Provided information »
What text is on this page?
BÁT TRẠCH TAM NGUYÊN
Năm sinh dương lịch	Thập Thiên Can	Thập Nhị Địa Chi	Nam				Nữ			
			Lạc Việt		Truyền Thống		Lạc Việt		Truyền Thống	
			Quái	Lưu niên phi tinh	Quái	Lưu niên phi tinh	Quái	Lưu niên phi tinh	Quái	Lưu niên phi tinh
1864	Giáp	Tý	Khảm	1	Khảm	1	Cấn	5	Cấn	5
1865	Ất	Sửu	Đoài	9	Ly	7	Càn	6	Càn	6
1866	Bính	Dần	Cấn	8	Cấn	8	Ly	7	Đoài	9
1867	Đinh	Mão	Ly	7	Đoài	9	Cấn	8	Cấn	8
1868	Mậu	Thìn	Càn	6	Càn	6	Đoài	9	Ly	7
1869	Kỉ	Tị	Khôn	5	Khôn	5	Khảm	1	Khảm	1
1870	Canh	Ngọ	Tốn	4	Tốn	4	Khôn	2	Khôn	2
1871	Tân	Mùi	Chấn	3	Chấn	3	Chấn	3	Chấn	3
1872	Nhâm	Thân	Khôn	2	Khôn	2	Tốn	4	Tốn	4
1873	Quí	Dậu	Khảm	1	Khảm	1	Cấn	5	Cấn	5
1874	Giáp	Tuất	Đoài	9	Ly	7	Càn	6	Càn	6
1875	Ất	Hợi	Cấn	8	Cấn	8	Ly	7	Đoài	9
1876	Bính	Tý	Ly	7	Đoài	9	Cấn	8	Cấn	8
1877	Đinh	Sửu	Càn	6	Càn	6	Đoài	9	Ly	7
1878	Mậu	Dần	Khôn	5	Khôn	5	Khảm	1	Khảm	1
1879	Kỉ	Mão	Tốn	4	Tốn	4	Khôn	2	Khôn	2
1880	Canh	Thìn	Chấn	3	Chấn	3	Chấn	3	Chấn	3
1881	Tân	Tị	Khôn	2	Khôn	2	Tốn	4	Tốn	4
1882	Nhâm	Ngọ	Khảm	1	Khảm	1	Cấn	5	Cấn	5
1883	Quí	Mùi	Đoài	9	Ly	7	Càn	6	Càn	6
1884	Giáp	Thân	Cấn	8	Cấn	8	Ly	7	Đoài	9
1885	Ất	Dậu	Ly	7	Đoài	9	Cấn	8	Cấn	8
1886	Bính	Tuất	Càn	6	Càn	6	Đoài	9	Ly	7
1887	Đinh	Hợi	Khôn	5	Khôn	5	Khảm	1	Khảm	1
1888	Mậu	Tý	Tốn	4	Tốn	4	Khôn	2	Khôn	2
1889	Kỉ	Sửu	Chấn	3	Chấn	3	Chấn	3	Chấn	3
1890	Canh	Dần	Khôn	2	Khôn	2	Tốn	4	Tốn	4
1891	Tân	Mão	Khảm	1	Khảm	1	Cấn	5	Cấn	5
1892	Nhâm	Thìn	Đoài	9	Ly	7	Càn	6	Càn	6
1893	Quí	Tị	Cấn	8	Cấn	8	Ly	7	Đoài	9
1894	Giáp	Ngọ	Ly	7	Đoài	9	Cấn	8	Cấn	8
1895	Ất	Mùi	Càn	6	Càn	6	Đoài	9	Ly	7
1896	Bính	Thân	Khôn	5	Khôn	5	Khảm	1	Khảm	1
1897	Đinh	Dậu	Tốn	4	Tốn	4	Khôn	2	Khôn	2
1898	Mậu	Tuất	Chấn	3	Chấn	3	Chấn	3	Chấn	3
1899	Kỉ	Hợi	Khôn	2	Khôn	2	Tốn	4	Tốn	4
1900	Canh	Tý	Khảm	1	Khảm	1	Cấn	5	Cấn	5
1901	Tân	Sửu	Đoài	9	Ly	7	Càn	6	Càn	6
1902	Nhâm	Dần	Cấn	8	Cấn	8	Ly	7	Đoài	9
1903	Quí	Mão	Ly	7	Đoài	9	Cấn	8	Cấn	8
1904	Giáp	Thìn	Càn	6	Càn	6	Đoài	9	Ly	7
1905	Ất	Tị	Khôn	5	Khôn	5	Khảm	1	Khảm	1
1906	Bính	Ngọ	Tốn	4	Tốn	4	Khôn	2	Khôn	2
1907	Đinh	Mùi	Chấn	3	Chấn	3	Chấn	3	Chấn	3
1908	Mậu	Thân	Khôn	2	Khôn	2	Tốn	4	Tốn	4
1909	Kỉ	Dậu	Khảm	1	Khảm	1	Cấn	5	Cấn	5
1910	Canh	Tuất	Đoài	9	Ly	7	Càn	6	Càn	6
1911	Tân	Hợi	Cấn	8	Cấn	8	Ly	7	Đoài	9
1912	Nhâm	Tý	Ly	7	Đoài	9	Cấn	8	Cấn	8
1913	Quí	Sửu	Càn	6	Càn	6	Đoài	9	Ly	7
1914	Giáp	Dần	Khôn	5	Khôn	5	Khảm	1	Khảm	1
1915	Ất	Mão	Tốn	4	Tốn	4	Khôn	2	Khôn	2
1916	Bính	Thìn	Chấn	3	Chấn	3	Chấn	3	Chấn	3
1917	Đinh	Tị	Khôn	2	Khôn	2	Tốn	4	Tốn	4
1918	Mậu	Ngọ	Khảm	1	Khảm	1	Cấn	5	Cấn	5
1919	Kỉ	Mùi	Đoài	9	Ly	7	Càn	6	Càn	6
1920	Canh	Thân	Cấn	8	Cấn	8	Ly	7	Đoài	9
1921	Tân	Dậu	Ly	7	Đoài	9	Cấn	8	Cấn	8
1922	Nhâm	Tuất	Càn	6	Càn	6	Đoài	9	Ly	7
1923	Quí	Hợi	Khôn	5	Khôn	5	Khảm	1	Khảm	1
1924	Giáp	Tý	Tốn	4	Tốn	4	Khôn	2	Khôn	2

Work to do » Give the data again, exactly as it stands.

Worked answer »
What text is on this page?
BÁT TRẠCH TAM NGUYÊN
Năm sinh dương lịch	Thập Thiên Can	Thập Nhị Địa Chi	Nam				Nữ			
			Lạc Việt		Truyền Thống		Lạc Việt		Truyền Thống	
			Quái	Lưu niên phi tinh	Quái	Lưu niên phi tinh	Quái	Lưu niên phi tinh	Quái	Lưu niên phi tinh
1864	Giáp	Tý	Khảm	1	Khảm	1	Cấn	5	Cấn	5
1865	Ất	Sửu	Đoài	9	Ly	7	Càn	6	Càn	6
1866	Bính	Dần	Cấn	8	Cấn	8	Ly	7	Đoài	9
1867	Đinh	Mão	Ly	7	Đoài	9	Cấn	8	Cấn	8
1868	Mậu	Thìn	Càn	6	Càn	6	Đoài	9	Ly	7
1869	Kỉ	Tị	Khôn	5	Khôn	5	Khảm	1	Khảm	1
1870	Canh	Ngọ	Tốn	4	Tốn	4	Khôn	2	Khôn	2
1871	Tân	Mùi	Chấn	3	Chấn	3	Chấn	3	Chấn	3
1872	Nhâm	Thân	Khôn	2	Khôn	2	Tốn	4	Tốn	4
1873	Quí	Dậu	Khảm	1	Khảm	1	Cấn	5	Cấn	5
1874	Giáp	Tuất	Đoài	9	Ly	7	Càn	6	Càn	6
1875	Ất	Hợi	Cấn	8	Cấn	8	Ly	7	Đoài	9
1876	Bính	Tý	Ly	7	Đoài	9	Cấn	8	Cấn	8
1877	Đinh	Sửu	Càn	6	Càn	6	Đoài	9	Ly	7
1878	Mậu	Dần	Khôn	5	Khôn	5	Khảm	1	Khảm	1
1879	Kỉ	Mão	Tốn	4	Tốn	4	Khôn	2	Khôn	2
1880	Canh	Thìn	Chấn	3	Chấn	3	Chấn	3	Chấn	3
1881	Tân	Tị	Khôn	2	Khôn	2	Tốn	4	Tốn	4
1882	Nhâm	Ngọ	Khảm	1	Khảm	1	Cấn	5	Cấn	5
1883	Quí	Mùi	Đoài	9	Ly	7	Càn	6	Càn	6
1884	Giáp	Thân	Cấn	8	Cấn	8	Ly	7	Đoài	9
1885	Ất	Dậu	Ly	7	Đoài	9	Cấn	8	Cấn	8
1886	Bính	Tuất	Càn	6	Càn	6	Đoài	9	Ly	7
1887	Đinh	Hợi	Khôn	5	Khôn	5	Khảm	1	Khảm	1
1888	Mậu	Tý	Tốn	4	Tốn	4	Khôn	2	Khôn	2
1889	Kỉ	Sửu	Chấn	3	Chấn	3	Chấn	3	Chấn	3
1890	Canh	Dần	Khôn	2	Khôn	2	Tốn	4	Tốn	4
1891	Tân	Mão	Khảm	1	Khảm	1	Cấn	5	Cấn	5
1892	Nhâm	Thìn	Đoài	9	Ly	7	Càn	6	Càn	6
1893	Quí	Tị	Cấn	8	Cấn	8	Ly	7	Đoài	9
1894	Giáp	Ngọ	Ly	7	Đoài	9	Cấn	8	Cấn	8
1895	Ất	Mùi	Càn	6	Càn	6	Đoài	9	Ly	7
1896	Bính	Thân	Khôn	5	Khôn	5	Khảm	1	Khảm	1
1897	Đinh	Dậu	Tốn	4	Tốn	4	Khôn	2	Khôn	2
1898	Mậu	Tuất	Chấn	3	Chấn	3	Chấn	3	Chấn	3
1899	Kỉ	Hợi	Khôn	2	Khôn	2	Tốn	4	Tốn	4
1900	Canh	Tý	Khảm	1	Khảm	1	Cấn	5	Cấn	5
1901	Tân	Sửu	Đoài	9	Ly	7	Càn	6	Càn	6
1902	Nhâm	Dần	Cấn	8	Cấn	8	Ly	7	Đoài	9
1903	Quí	Mão	Ly	7	Đoài	9	Cấn	8	Cấn	8
1904	Giáp	Thìn	Càn	6	Càn	6	Đoài	9	Ly	7
1905	Ất	Tị	Khôn	5	Khôn	5	Khảm	1	Khảm	1
1906	Bính	Ngọ	Tốn	4	Tốn	4	Khôn	2	Khôn	2
1907	Đinh	Mùi	Chấn	3	Chấn	3	Chấn	3	Chấn	3
1908	Mậu	Thân	Khôn	2	Khôn	2	Tốn	4	Tốn	4
1909	Kỉ	Dậu	Khảm	1	Khảm	1	Cấn	5	Cấn	5
1910	Canh	Tuất	Đoài	9	Ly	7	Càn	6	Càn	6
1911	Tân	Hợi	Cấn	8	Cấn	8	Ly	7	Đoài	9
1912	Nhâm	Tý	Ly	7	Đoài	9	Cấn	8	Cấn	8
1913	Quí	Sửu	Càn	6	Càn	6	Đoài	9	Ly	7
1914	Giáp	Dần	Khôn	5	Khôn	5	Khảm	1	Khảm	1
1915	Ất	Mão	Tốn	4	Tốn	4	Khôn	2	Khôn	2
1916	Bính	Thìn	Chấn	3	Chấn	3	Chấn	3	Chấn	3
1917	Đinh	Tị	Khôn	2	Khôn	2	Tốn	4	Tốn	4
1918	Mậu	Ngọ	Khảm	1	Khảm	1	Cấn	5	Cấn	5
1919	Kỉ	Mùi	Đoài	9	Ly	7	Càn	6	Càn	6
1920	Canh	Thân	Cấn	8	Cấn	8	Ly	7	Đoài	9
1921	Tân	Dậu	Ly	7	Đoài	9	Cấn	8	Cấn	8
1922	Nhâm	Tuất	Càn	6	Càn	6	Đoài	9	Ly	7
1923	Quí	Hợi	Khôn	5	Khôn	5	Khảm	1	Khảm	1
1924	Giáp	Tý	Tốn	4	Tốn	4	Khôn	2	Khôn	2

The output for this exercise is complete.